## PROVIDED INFORMATION

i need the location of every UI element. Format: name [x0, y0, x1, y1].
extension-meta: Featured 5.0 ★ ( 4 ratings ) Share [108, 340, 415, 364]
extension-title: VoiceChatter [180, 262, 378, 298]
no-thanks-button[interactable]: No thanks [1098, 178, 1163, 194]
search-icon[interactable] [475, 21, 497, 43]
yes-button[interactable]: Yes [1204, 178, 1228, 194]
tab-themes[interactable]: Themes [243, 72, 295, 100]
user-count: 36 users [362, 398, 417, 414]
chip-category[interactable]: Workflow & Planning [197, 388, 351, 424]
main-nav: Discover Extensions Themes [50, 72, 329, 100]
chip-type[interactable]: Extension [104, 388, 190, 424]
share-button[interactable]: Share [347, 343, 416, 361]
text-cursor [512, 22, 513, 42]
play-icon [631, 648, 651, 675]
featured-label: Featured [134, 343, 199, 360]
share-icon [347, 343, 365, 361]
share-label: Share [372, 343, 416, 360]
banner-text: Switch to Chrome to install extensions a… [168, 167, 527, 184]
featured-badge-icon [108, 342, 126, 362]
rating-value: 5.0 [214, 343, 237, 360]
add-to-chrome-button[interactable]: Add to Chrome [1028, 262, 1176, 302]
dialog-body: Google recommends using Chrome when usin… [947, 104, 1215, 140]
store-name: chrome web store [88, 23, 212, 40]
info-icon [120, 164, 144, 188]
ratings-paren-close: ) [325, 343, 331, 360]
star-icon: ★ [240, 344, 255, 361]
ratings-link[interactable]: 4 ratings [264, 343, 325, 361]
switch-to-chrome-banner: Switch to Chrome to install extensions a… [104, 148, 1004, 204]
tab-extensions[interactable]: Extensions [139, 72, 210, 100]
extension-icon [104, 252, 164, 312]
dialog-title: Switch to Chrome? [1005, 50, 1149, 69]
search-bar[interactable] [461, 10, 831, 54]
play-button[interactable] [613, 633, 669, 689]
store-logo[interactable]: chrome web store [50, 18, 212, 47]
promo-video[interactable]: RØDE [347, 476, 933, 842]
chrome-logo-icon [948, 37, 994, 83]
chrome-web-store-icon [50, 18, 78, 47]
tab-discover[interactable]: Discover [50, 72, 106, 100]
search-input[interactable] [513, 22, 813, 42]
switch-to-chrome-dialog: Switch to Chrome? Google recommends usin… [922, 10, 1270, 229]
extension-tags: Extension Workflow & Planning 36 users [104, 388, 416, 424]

## EXERCISE REQUIREMENTS
Can you print all of the lines above again, character for character, without changing anything?

## COMPLETE OUTPUT
i need the location of every UI element. Format: name [x0, y0, x1, y1].
extension-meta: Featured 5.0 ★ ( 4 ratings ) Share [108, 340, 415, 364]
extension-title: VoiceChatter [180, 262, 378, 298]
no-thanks-button[interactable]: No thanks [1098, 178, 1163, 194]
search-icon[interactable] [475, 21, 497, 43]
yes-button[interactable]: Yes [1204, 178, 1228, 194]
tab-themes[interactable]: Themes [243, 72, 295, 100]
user-count: 36 users [362, 398, 417, 414]
chip-category[interactable]: Workflow & Planning [197, 388, 351, 424]
main-nav: Discover Extensions Themes [50, 72, 329, 100]
chip-type[interactable]: Extension [104, 388, 190, 424]
share-button[interactable]: Share [347, 343, 416, 361]
text-cursor [512, 22, 513, 42]
play-icon [631, 648, 651, 675]
featured-label: Featured [134, 343, 199, 360]
share-icon [347, 343, 365, 361]
share-label: Share [372, 343, 416, 360]
banner-text: Switch to Chrome to install extensions a… [168, 167, 527, 184]
featured-badge-icon [108, 342, 126, 362]
rating-value: 5.0 [214, 343, 237, 360]
add-to-chrome-button[interactable]: Add to Chrome [1028, 262, 1176, 302]
dialog-body: Google recommends using Chrome when usin… [947, 104, 1215, 140]
store-name: chrome web store [88, 23, 212, 40]
info-icon [120, 164, 144, 188]
ratings-paren-close: ) [325, 343, 331, 360]
star-icon: ★ [240, 344, 255, 361]
ratings-link[interactable]: 4 ratings [264, 343, 325, 361]
switch-to-chrome-banner: Switch to Chrome to install extensions a… [104, 148, 1004, 204]
tab-extensions[interactable]: Extensions [139, 72, 210, 100]
extension-icon [104, 252, 164, 312]
dialog-title: Switch to Chrome? [1005, 50, 1149, 69]
search-bar[interactable] [461, 10, 831, 54]
play-button[interactable] [613, 633, 669, 689]
store-logo[interactable]: chrome web store [50, 18, 212, 47]
promo-video[interactable]: RØDE [347, 476, 933, 842]
chrome-logo-icon [948, 37, 994, 83]
chrome-web-store-icon [50, 18, 78, 47]
tab-discover[interactable]: Discover [50, 72, 106, 100]
search-input[interactable] [513, 22, 813, 42]
switch-to-chrome-dialog: Switch to Chrome? Google recommends usin… [922, 10, 1270, 229]
extension-tags: Extension Workflow & Planning 36 users [104, 388, 416, 424]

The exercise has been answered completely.